DIRECTIVE
Reproduce every line of the material below verbatim, omitting the picture lines from your output.

Element and region data
>>
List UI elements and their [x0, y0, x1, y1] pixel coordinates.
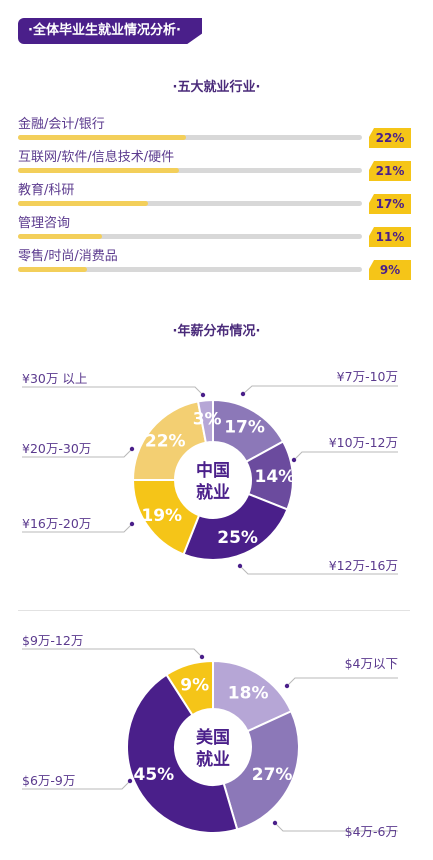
industry-percent-badge: 22%	[369, 128, 411, 148]
slice-percent-label: 19%	[141, 506, 182, 526]
industry-bar-track	[18, 234, 362, 239]
slice-category-label: $9万-12万	[22, 633, 83, 648]
donut-center	[177, 711, 249, 783]
industry-percent-badge: 21%	[369, 161, 411, 181]
slice-category-label: $4万-6万	[345, 824, 398, 839]
slice-percent-label: 45%	[134, 765, 175, 785]
donut-slice	[165, 659, 214, 717]
industry-bar-track	[18, 135, 362, 140]
industry-percent-badge: 17%	[369, 194, 411, 214]
slice-category-label: $4万以下	[345, 656, 398, 671]
slice-percent-label: 22%	[145, 431, 186, 451]
slice-percent-label: 3%	[193, 409, 222, 429]
leader-line	[242, 385, 398, 395]
industry-bar-track	[18, 201, 362, 206]
industry-bar-fill	[18, 135, 186, 140]
industry-percent-badge: 11%	[369, 227, 411, 247]
leader-dot	[284, 683, 290, 689]
leader-dot	[129, 446, 135, 452]
leader-line	[293, 451, 398, 461]
leader-dot	[127, 778, 133, 784]
donut-center-label: 美国	[196, 727, 230, 748]
leader-dot	[199, 654, 205, 660]
leader-line	[286, 677, 398, 687]
donut-slice	[182, 492, 289, 561]
donut-center-label: 中国	[196, 460, 230, 481]
leader-dot	[200, 392, 206, 398]
industry-bar-track	[18, 168, 362, 173]
slice-percent-label: 18%	[228, 683, 269, 703]
china-salary-donut: 17% ¥7万-10万 14% ¥10万-12万 25% ¥12万-16万 19% ¥16万-…	[22, 369, 398, 575]
industry-label: 教育/科研	[18, 183, 75, 198]
leader-dot	[237, 563, 243, 569]
leader-dot	[291, 457, 297, 463]
slice-category-label: ¥7万-10万	[337, 369, 398, 384]
industries-title: ·五大就业行业·	[172, 80, 261, 95]
slice-category-label: ¥30万 以上	[22, 371, 87, 386]
industry-bar-fill	[18, 201, 148, 206]
slice-category-label: ¥20万-30万	[22, 441, 91, 456]
slice-category-label: ¥10万-12万	[329, 435, 398, 450]
leader-dot	[272, 820, 278, 826]
page-title: ·全体毕业生就业情况分析·	[18, 18, 202, 44]
leader-line	[22, 523, 133, 533]
leader-dot	[240, 391, 246, 397]
industry-bar-fill	[18, 267, 87, 272]
leader-line	[22, 648, 203, 658]
donut-slice	[196, 398, 214, 444]
industry-label: 互联网/软件/信息技术/硬件	[18, 150, 175, 165]
donut-center-label: 就业	[196, 749, 230, 770]
leader-line	[274, 822, 398, 832]
slice-percent-label: 25%	[217, 528, 258, 548]
slice-category-label: ¥16万-20万	[22, 516, 91, 531]
donut-slice	[222, 709, 300, 831]
leader-line	[239, 565, 398, 575]
leader-line	[22, 780, 131, 790]
leader-line	[22, 386, 204, 396]
section-divider	[18, 610, 410, 611]
salary-title: ·年薪分布情况·	[172, 324, 261, 339]
leader-dot	[129, 521, 135, 527]
slice-percent-label: 9%	[180, 676, 209, 696]
slice-percent-label: 27%	[252, 765, 293, 785]
slice-category-label: ¥12万-16万	[329, 558, 398, 573]
slice-percent-label: 14%	[255, 467, 296, 487]
industry-label: 金融/会计/银行	[18, 117, 105, 132]
slice-percent-label: 17%	[224, 418, 265, 438]
industry-bar-fill	[18, 168, 179, 173]
industry-label: 管理咨询	[18, 216, 71, 231]
leader-line	[22, 448, 133, 458]
donut-slice	[126, 673, 239, 834]
donut-center-label: 就业	[196, 482, 230, 503]
donut-center	[177, 444, 249, 516]
industry-percent-badge: 9%	[369, 260, 411, 280]
industry-label: 零售/时尚/消费品	[18, 249, 118, 264]
industry-bar-track	[18, 267, 362, 272]
industry-bar-fill	[18, 234, 102, 239]
slice-category-label: $6万-9万	[22, 773, 75, 788]
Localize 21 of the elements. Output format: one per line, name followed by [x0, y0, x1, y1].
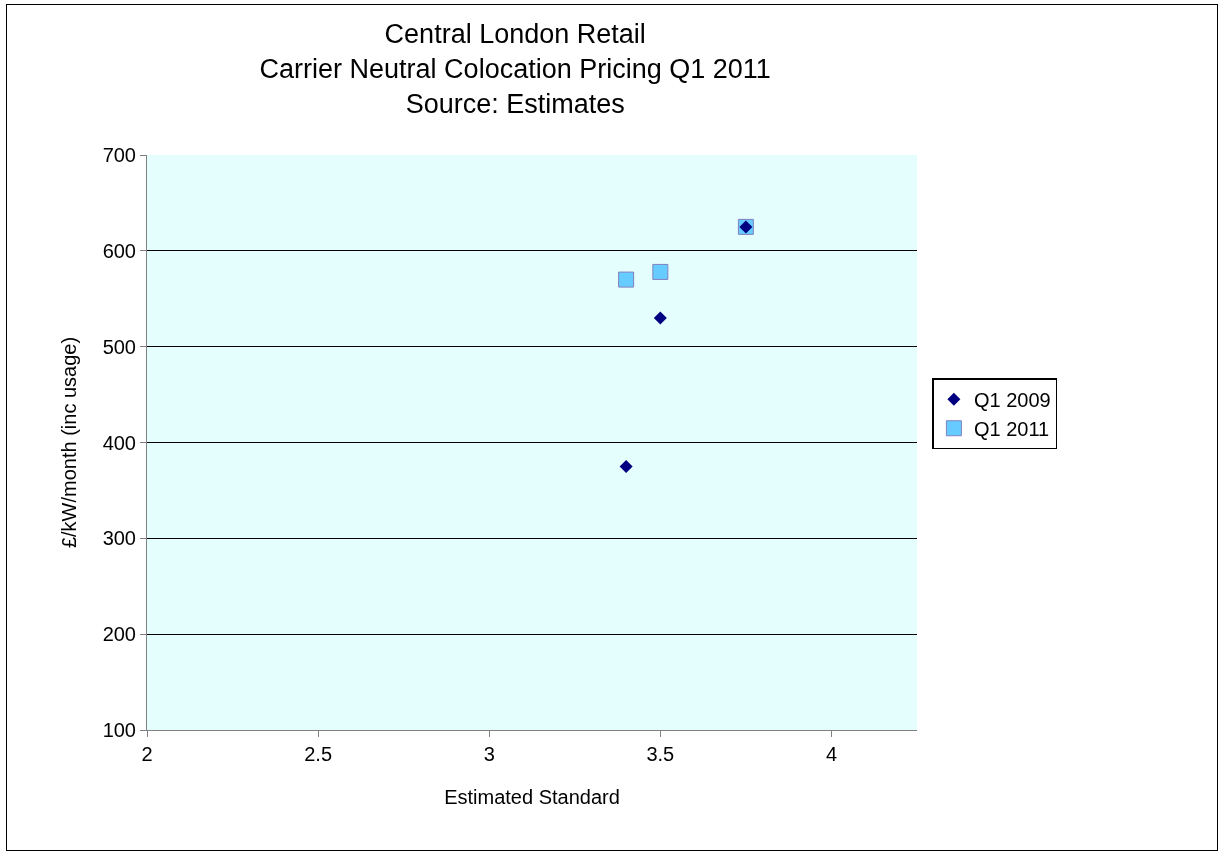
<<
THE RESPONSE
List UI elements and their [x0, y0, x1, y1] pixel coordinates.
industry-percent-badge: 22%	[369, 128, 411, 148]
slice-percent-label: 19%	[141, 506, 182, 526]
industry-bar-track	[18, 234, 362, 239]
slice-category-label: $9万-12万	[22, 633, 83, 648]
donut-center	[177, 711, 249, 783]
industry-percent-badge: 21%	[369, 161, 411, 181]
slice-category-label: $4万-6万	[345, 824, 398, 839]
slice-percent-label: 45%	[134, 765, 175, 785]
donut-slice	[165, 659, 214, 717]
industry-bar-track	[18, 135, 362, 140]
industry-percent-badge: 17%	[369, 194, 411, 214]
slice-category-label: $4万以下	[345, 656, 398, 671]
slice-percent-label: 22%	[145, 431, 186, 451]
slice-percent-label: 3%	[193, 409, 222, 429]
leader-line	[242, 385, 398, 395]
industry-bar-track	[18, 201, 362, 206]
industry-bar-fill	[18, 135, 186, 140]
industry-percent-badge: 11%	[369, 227, 411, 247]
leader-dot	[284, 683, 290, 689]
leader-dot	[129, 446, 135, 452]
leader-line	[293, 451, 398, 461]
leader-dot	[127, 778, 133, 784]
donut-center-label: 美国	[196, 727, 230, 748]
leader-dot	[199, 654, 205, 660]
leader-line	[286, 677, 398, 687]
donut-slice	[182, 492, 289, 561]
donut-center-label: 中国	[196, 460, 230, 481]
leader-dot	[200, 392, 206, 398]
industry-bar-track	[18, 168, 362, 173]
slice-percent-label: 18%	[228, 683, 269, 703]
china-salary-donut: 17% ¥7万-10万 14% ¥10万-12万 25% ¥12万-16万 19% ¥16万-…	[22, 369, 398, 575]
industry-label: 教育/科研	[18, 183, 75, 198]
leader-dot	[237, 563, 243, 569]
leader-dot	[291, 457, 297, 463]
slice-category-label: ¥7万-10万	[337, 369, 398, 384]
industries-title: ·五大就业行业·	[172, 80, 261, 95]
slice-category-label: ¥30万 以上	[22, 371, 87, 386]
industry-bar-fill	[18, 201, 148, 206]
slice-category-label: ¥20万-30万	[22, 441, 91, 456]
slice-category-label: ¥10万-12万	[329, 435, 398, 450]
leader-dot	[272, 820, 278, 826]
page-title: ·全体毕业生就业情况分析·	[18, 18, 202, 44]
leader-line	[22, 523, 133, 533]
leader-dot	[240, 391, 246, 397]
industry-bar-fill	[18, 267, 87, 272]
leader-line	[22, 648, 203, 658]
donut-slice	[196, 398, 214, 444]
industry-label: 互联网/软件/信息技术/硬件	[18, 150, 175, 165]
donut-center-label: 就业	[196, 749, 230, 770]
leader-line	[274, 822, 398, 832]
slice-percent-label: 25%	[217, 528, 258, 548]
slice-category-label: ¥16万-20万	[22, 516, 91, 531]
donut-slice	[222, 709, 300, 831]
leader-line	[239, 565, 398, 575]
leader-line	[22, 780, 131, 790]
leader-line	[22, 386, 204, 396]
section-divider	[18, 610, 410, 611]
salary-title: ·年薪分布情况·	[172, 324, 261, 339]
leader-dot	[129, 521, 135, 527]
slice-percent-label: 9%	[180, 676, 209, 696]
slice-percent-label: 27%	[252, 765, 293, 785]
slice-category-label: ¥12万-16万	[329, 558, 398, 573]
slice-percent-label: 14%	[255, 467, 296, 487]
industry-label: 金融/会计/银行	[18, 117, 105, 132]
slice-percent-label: 17%	[224, 418, 265, 438]
industry-bar-fill	[18, 168, 179, 173]
industry-label: 管理咨询	[18, 216, 71, 231]
leader-line	[22, 448, 133, 458]
donut-slice	[126, 673, 239, 834]
donut-center-label: 就业	[196, 482, 230, 503]
donut-center	[177, 444, 249, 516]
industry-percent-badge: 9%	[369, 260, 411, 280]
industry-label: 零售/时尚/消费品	[18, 249, 118, 264]
industry-bar-track	[18, 267, 362, 272]
industry-bar-fill	[18, 234, 102, 239]
slice-category-label: $6万-9万	[22, 773, 75, 788]
Localize 21 of the elements. Output format: one per line, name followed by [x0, y0, x1, y1].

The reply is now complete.